Stated goal
Read the lines below. Copy out any that hold the string "shape".

+--

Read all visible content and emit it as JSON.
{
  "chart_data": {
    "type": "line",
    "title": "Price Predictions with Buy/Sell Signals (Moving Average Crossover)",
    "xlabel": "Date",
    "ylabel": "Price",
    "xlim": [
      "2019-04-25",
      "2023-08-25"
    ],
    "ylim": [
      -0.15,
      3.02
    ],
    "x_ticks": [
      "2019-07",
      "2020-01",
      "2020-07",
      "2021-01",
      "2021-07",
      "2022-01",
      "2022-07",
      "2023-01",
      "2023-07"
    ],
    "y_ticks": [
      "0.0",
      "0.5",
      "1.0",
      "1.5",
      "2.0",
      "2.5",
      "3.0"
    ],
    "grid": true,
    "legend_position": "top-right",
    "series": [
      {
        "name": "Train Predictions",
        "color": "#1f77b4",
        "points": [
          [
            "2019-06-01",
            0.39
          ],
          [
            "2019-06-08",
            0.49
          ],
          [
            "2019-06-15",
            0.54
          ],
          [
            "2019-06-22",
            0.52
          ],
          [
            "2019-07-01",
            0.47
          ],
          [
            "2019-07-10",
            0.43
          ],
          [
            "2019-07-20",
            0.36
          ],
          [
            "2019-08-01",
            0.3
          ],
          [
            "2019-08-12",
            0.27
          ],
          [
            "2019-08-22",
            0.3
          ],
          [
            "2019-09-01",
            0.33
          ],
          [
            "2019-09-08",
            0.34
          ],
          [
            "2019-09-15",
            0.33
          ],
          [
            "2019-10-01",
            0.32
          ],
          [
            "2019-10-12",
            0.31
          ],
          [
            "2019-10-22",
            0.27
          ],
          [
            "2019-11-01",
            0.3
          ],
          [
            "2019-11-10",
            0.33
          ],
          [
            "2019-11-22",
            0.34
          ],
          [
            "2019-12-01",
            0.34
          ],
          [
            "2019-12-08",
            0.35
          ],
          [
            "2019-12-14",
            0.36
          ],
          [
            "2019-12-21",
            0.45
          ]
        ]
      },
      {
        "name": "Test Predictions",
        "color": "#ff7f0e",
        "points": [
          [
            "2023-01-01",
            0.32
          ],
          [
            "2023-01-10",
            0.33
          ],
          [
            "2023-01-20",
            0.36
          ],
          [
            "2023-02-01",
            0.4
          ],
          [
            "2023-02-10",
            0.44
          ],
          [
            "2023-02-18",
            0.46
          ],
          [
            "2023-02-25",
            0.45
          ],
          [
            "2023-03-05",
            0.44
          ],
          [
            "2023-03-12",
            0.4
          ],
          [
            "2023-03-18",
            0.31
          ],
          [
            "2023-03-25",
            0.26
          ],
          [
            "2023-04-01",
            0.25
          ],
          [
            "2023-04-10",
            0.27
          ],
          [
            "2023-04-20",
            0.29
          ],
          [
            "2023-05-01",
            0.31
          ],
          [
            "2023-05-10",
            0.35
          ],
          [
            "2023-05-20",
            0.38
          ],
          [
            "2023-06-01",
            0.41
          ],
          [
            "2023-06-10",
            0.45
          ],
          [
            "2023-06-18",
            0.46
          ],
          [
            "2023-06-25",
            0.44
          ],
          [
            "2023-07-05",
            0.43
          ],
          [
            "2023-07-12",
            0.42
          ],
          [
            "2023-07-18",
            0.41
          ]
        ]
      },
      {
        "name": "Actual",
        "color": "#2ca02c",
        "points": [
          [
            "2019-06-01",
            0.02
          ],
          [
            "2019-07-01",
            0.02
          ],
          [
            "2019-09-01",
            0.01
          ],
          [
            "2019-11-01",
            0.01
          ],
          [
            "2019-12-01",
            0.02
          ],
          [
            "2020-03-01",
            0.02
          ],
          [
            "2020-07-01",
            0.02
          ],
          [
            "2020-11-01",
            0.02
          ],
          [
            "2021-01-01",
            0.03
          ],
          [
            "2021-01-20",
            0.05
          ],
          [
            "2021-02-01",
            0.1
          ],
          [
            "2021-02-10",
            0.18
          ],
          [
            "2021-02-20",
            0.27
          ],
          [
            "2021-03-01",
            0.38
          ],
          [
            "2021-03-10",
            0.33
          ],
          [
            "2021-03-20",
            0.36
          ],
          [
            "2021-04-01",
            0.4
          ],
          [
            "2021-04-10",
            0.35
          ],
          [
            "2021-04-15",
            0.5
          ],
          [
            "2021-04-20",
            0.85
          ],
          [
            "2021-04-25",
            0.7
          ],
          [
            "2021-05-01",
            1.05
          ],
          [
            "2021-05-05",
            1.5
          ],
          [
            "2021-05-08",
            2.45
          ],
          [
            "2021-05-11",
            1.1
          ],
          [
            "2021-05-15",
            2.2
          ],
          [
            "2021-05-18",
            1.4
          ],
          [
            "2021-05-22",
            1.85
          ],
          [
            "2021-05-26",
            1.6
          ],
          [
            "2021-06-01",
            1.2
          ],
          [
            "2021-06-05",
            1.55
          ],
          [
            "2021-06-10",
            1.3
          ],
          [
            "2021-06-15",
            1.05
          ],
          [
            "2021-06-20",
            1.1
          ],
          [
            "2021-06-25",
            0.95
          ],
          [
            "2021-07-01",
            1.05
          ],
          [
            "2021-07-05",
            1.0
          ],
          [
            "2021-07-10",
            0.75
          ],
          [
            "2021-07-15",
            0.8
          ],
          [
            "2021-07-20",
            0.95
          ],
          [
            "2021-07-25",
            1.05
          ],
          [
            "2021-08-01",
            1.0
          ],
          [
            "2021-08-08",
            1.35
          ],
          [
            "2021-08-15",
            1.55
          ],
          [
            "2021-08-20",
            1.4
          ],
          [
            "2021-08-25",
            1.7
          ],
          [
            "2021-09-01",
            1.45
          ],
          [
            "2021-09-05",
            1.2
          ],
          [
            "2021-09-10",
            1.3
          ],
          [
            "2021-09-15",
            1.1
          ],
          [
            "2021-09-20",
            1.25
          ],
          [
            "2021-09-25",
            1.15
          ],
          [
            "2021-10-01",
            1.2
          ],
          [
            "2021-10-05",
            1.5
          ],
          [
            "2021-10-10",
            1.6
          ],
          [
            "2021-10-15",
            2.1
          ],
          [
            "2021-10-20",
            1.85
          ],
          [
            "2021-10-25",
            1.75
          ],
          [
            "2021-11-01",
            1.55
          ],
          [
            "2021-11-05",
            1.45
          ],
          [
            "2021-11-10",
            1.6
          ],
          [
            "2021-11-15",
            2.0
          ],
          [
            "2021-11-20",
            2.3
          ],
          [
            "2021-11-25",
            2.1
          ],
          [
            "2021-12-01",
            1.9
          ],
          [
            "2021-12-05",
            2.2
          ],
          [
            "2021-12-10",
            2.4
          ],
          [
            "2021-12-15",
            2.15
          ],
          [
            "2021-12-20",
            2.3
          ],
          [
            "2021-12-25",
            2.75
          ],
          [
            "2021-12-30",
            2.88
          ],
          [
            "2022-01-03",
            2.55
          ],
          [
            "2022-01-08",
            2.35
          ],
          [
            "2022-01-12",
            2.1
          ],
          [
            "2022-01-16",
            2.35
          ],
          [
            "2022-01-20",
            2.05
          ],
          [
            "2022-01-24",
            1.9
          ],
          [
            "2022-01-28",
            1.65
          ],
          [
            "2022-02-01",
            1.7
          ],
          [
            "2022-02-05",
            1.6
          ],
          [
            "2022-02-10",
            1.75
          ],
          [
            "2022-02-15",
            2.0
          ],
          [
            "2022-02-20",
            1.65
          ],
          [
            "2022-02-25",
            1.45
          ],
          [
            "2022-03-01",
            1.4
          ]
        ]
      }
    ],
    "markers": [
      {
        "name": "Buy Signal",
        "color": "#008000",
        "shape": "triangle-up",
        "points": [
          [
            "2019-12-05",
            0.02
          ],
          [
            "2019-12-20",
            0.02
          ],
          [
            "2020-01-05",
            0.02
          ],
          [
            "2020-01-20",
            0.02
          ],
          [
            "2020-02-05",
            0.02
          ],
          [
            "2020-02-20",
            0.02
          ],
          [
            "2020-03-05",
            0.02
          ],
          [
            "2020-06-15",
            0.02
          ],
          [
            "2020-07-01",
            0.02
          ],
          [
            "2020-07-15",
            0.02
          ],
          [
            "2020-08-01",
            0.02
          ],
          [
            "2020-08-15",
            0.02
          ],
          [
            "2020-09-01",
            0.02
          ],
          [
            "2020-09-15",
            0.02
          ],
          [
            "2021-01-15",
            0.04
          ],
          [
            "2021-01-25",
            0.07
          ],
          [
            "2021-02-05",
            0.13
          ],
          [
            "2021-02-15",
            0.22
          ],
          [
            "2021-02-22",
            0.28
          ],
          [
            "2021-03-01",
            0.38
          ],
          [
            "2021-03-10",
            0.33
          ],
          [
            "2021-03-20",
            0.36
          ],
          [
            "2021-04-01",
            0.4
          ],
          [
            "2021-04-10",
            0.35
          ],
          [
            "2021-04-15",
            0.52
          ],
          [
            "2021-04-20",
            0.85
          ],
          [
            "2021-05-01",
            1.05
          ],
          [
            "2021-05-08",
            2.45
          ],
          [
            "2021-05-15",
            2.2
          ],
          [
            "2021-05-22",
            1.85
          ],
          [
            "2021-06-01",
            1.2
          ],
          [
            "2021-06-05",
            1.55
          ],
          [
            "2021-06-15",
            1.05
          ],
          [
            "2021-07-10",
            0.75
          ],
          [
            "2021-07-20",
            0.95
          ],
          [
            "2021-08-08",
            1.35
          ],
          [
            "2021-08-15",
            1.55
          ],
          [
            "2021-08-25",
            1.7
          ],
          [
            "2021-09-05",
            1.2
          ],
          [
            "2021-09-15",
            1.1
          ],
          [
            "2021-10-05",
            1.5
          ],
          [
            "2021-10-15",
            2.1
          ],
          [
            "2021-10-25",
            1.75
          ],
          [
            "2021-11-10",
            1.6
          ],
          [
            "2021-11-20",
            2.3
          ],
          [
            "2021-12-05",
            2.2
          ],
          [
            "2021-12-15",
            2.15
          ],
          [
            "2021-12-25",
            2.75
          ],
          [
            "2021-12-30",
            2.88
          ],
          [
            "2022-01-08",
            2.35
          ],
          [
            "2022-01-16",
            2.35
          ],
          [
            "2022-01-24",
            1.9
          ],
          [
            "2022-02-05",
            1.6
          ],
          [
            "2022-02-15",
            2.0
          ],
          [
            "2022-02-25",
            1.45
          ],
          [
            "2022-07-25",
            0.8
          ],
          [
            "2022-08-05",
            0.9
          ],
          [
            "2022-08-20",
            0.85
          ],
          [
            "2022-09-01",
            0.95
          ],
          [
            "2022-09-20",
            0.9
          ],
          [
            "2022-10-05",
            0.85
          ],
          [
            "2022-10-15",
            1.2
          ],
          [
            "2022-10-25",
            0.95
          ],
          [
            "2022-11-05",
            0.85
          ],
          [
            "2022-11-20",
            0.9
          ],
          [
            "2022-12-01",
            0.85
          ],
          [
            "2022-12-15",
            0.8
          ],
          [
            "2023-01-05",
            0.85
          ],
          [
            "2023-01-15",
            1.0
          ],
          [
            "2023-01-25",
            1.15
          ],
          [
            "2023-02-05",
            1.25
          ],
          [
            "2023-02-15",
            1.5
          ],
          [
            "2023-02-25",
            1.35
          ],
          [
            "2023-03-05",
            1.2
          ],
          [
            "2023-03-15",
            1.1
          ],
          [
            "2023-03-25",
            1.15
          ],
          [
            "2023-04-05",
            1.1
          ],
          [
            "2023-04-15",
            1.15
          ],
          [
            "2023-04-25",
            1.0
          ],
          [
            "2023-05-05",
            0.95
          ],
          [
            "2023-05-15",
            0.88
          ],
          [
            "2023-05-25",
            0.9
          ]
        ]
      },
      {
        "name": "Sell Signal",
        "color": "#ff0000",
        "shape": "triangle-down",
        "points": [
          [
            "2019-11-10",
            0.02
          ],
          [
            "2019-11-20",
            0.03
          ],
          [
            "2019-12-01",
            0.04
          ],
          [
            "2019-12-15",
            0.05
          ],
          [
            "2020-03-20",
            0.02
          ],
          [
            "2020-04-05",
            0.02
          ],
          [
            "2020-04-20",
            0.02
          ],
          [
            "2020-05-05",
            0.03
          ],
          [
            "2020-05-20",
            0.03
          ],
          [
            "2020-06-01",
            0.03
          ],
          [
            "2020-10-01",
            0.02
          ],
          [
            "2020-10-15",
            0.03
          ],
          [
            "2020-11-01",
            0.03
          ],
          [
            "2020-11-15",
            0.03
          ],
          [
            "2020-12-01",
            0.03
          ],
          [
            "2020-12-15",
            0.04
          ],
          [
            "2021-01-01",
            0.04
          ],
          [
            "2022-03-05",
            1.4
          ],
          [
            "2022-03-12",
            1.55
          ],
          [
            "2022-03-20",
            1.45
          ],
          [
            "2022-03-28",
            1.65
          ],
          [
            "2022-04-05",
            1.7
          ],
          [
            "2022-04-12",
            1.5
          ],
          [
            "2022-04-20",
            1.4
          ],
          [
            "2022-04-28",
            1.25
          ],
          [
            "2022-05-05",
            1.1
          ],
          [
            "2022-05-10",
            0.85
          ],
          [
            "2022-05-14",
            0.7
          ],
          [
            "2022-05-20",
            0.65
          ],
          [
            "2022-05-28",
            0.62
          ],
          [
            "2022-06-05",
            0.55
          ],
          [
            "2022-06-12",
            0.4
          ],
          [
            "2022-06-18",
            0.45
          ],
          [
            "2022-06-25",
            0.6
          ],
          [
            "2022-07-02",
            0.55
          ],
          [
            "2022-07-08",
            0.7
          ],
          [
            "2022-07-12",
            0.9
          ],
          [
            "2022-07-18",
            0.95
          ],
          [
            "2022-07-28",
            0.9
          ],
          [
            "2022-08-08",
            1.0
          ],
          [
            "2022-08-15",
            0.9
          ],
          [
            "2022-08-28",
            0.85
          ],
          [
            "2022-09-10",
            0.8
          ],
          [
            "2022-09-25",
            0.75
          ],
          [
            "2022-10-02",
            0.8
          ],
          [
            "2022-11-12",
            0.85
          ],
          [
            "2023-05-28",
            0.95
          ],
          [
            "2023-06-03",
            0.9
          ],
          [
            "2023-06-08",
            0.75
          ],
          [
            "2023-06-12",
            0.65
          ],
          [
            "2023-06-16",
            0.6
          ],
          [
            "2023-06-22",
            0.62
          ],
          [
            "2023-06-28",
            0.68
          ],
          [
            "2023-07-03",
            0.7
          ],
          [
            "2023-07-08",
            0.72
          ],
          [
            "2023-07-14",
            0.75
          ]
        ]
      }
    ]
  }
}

+--

Output of the exercise
        "shape": "triangle-up",
        "shape": "triangle-down",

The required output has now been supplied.